# start of RECORDS FOR PROCESSING

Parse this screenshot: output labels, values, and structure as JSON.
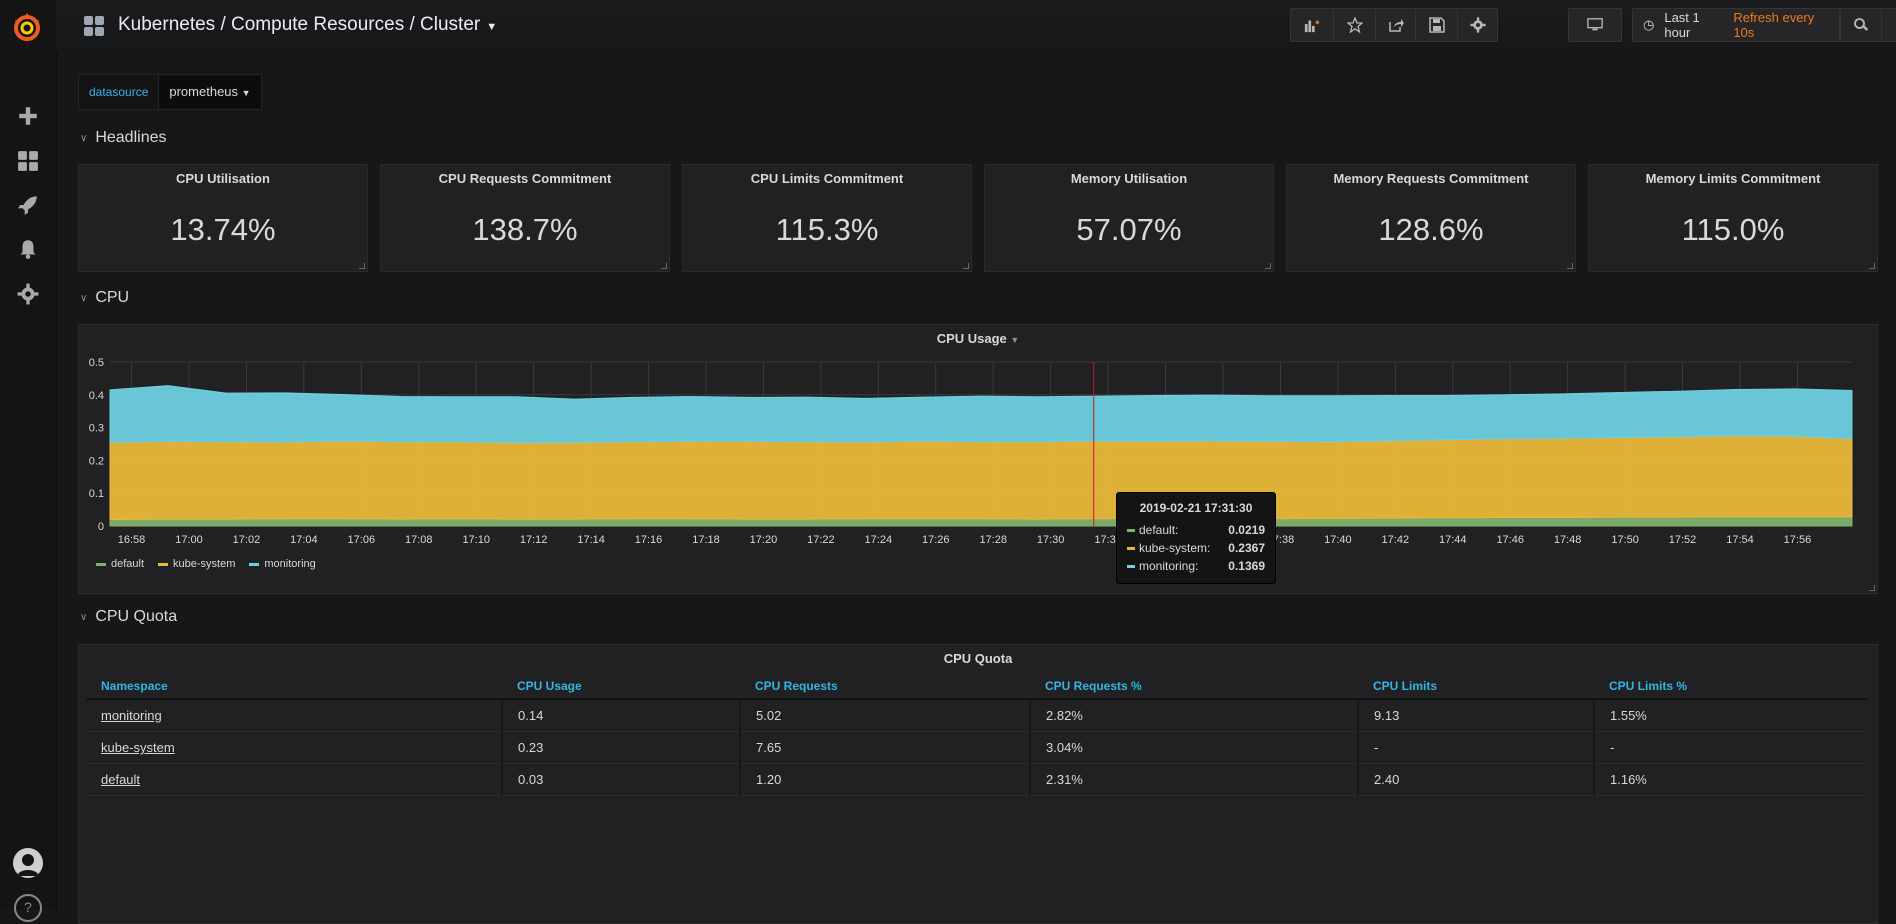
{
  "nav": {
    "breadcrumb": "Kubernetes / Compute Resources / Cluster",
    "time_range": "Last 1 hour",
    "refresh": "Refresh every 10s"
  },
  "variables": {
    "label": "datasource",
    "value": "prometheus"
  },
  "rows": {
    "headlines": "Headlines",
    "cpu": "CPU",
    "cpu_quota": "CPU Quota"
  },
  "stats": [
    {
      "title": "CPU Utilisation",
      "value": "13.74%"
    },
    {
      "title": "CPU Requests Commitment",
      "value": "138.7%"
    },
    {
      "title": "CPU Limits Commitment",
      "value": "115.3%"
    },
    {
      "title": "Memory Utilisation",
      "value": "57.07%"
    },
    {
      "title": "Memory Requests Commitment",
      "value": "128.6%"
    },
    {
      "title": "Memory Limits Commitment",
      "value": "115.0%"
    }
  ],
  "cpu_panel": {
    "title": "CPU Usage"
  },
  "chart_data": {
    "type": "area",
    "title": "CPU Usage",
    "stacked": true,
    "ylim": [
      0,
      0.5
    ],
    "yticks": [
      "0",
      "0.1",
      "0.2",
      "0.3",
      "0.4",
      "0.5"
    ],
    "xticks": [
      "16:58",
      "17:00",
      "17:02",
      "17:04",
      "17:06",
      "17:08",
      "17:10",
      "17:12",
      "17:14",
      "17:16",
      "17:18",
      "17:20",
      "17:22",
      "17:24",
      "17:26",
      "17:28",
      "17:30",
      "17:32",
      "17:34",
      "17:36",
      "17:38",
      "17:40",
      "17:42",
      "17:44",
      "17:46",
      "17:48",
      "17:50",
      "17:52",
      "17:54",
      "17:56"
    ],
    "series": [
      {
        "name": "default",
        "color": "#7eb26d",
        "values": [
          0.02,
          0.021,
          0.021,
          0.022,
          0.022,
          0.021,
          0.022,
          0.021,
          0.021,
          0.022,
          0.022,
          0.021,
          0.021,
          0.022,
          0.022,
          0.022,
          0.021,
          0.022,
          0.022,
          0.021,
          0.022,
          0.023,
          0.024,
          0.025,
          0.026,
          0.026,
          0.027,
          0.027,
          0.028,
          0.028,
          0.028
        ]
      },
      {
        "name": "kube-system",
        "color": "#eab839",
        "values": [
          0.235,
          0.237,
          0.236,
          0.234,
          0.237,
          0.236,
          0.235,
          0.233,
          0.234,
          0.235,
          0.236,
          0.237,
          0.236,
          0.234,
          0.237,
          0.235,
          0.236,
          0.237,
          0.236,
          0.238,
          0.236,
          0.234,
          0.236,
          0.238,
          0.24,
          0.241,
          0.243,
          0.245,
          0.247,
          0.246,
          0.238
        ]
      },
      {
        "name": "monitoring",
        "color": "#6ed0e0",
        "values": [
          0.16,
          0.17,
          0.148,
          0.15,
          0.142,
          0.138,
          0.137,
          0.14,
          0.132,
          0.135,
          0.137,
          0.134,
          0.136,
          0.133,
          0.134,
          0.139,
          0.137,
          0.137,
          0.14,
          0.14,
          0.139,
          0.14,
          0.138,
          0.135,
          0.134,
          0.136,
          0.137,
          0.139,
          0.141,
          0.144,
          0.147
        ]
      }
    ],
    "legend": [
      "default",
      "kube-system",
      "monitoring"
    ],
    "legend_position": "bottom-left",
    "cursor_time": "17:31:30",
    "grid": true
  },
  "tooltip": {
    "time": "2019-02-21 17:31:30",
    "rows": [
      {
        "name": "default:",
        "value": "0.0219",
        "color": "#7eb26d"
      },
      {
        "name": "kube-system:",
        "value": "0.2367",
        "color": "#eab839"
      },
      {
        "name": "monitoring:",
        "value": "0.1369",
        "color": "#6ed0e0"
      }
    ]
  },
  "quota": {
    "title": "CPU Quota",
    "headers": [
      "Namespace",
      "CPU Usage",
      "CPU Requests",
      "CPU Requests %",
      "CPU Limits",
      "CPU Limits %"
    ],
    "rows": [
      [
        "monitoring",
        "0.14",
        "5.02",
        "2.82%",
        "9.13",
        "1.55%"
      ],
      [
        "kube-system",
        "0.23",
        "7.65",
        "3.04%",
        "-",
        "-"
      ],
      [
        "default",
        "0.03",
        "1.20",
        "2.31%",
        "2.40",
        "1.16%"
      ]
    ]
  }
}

# end of RECORDS FOR PROCESSING

THE TASK: Quote the entries above word for word. Leave the images out.

REPLY:
Parse this screenshot: output labels, values, and structure as JSON.
{
  "nav": {
    "breadcrumb": "Kubernetes / Compute Resources / Cluster",
    "time_range": "Last 1 hour",
    "refresh": "Refresh every 10s"
  },
  "variables": {
    "label": "datasource",
    "value": "prometheus"
  },
  "rows": {
    "headlines": "Headlines",
    "cpu": "CPU",
    "cpu_quota": "CPU Quota"
  },
  "stats": [
    {
      "title": "CPU Utilisation",
      "value": "13.74%"
    },
    {
      "title": "CPU Requests Commitment",
      "value": "138.7%"
    },
    {
      "title": "CPU Limits Commitment",
      "value": "115.3%"
    },
    {
      "title": "Memory Utilisation",
      "value": "57.07%"
    },
    {
      "title": "Memory Requests Commitment",
      "value": "128.6%"
    },
    {
      "title": "Memory Limits Commitment",
      "value": "115.0%"
    }
  ],
  "cpu_panel": {
    "title": "CPU Usage"
  },
  "chart_data": {
    "type": "area",
    "title": "CPU Usage",
    "stacked": true,
    "ylim": [
      0,
      0.5
    ],
    "yticks": [
      "0",
      "0.1",
      "0.2",
      "0.3",
      "0.4",
      "0.5"
    ],
    "xticks": [
      "16:58",
      "17:00",
      "17:02",
      "17:04",
      "17:06",
      "17:08",
      "17:10",
      "17:12",
      "17:14",
      "17:16",
      "17:18",
      "17:20",
      "17:22",
      "17:24",
      "17:26",
      "17:28",
      "17:30",
      "17:32",
      "17:34",
      "17:36",
      "17:38",
      "17:40",
      "17:42",
      "17:44",
      "17:46",
      "17:48",
      "17:50",
      "17:52",
      "17:54",
      "17:56"
    ],
    "series": [
      {
        "name": "default",
        "color": "#7eb26d",
        "values": [
          0.02,
          0.021,
          0.021,
          0.022,
          0.022,
          0.021,
          0.022,
          0.021,
          0.021,
          0.022,
          0.022,
          0.021,
          0.021,
          0.022,
          0.022,
          0.022,
          0.021,
          0.022,
          0.022,
          0.021,
          0.022,
          0.023,
          0.024,
          0.025,
          0.026,
          0.026,
          0.027,
          0.027,
          0.028,
          0.028,
          0.028
        ]
      },
      {
        "name": "kube-system",
        "color": "#eab839",
        "values": [
          0.235,
          0.237,
          0.236,
          0.234,
          0.237,
          0.236,
          0.235,
          0.233,
          0.234,
          0.235,
          0.236,
          0.237,
          0.236,
          0.234,
          0.237,
          0.235,
          0.236,
          0.237,
          0.236,
          0.238,
          0.236,
          0.234,
          0.236,
          0.238,
          0.24,
          0.241,
          0.243,
          0.245,
          0.247,
          0.246,
          0.238
        ]
      },
      {
        "name": "monitoring",
        "color": "#6ed0e0",
        "values": [
          0.16,
          0.17,
          0.148,
          0.15,
          0.142,
          0.138,
          0.137,
          0.14,
          0.132,
          0.135,
          0.137,
          0.134,
          0.136,
          0.133,
          0.134,
          0.139,
          0.137,
          0.137,
          0.14,
          0.14,
          0.139,
          0.14,
          0.138,
          0.135,
          0.134,
          0.136,
          0.137,
          0.139,
          0.141,
          0.144,
          0.147
        ]
      }
    ],
    "legend": [
      "default",
      "kube-system",
      "monitoring"
    ],
    "legend_position": "bottom-left",
    "cursor_time": "17:31:30",
    "grid": true
  },
  "tooltip": {
    "time": "2019-02-21 17:31:30",
    "rows": [
      {
        "name": "default:",
        "value": "0.0219",
        "color": "#7eb26d"
      },
      {
        "name": "kube-system:",
        "value": "0.2367",
        "color": "#eab839"
      },
      {
        "name": "monitoring:",
        "value": "0.1369",
        "color": "#6ed0e0"
      }
    ]
  },
  "quota": {
    "title": "CPU Quota",
    "headers": [
      "Namespace",
      "CPU Usage",
      "CPU Requests",
      "CPU Requests %",
      "CPU Limits",
      "CPU Limits %"
    ],
    "rows": [
      [
        "monitoring",
        "0.14",
        "5.02",
        "2.82%",
        "9.13",
        "1.55%"
      ],
      [
        "kube-system",
        "0.23",
        "7.65",
        "3.04%",
        "-",
        "-"
      ],
      [
        "default",
        "0.03",
        "1.20",
        "2.31%",
        "2.40",
        "1.16%"
      ]
    ]
  }
}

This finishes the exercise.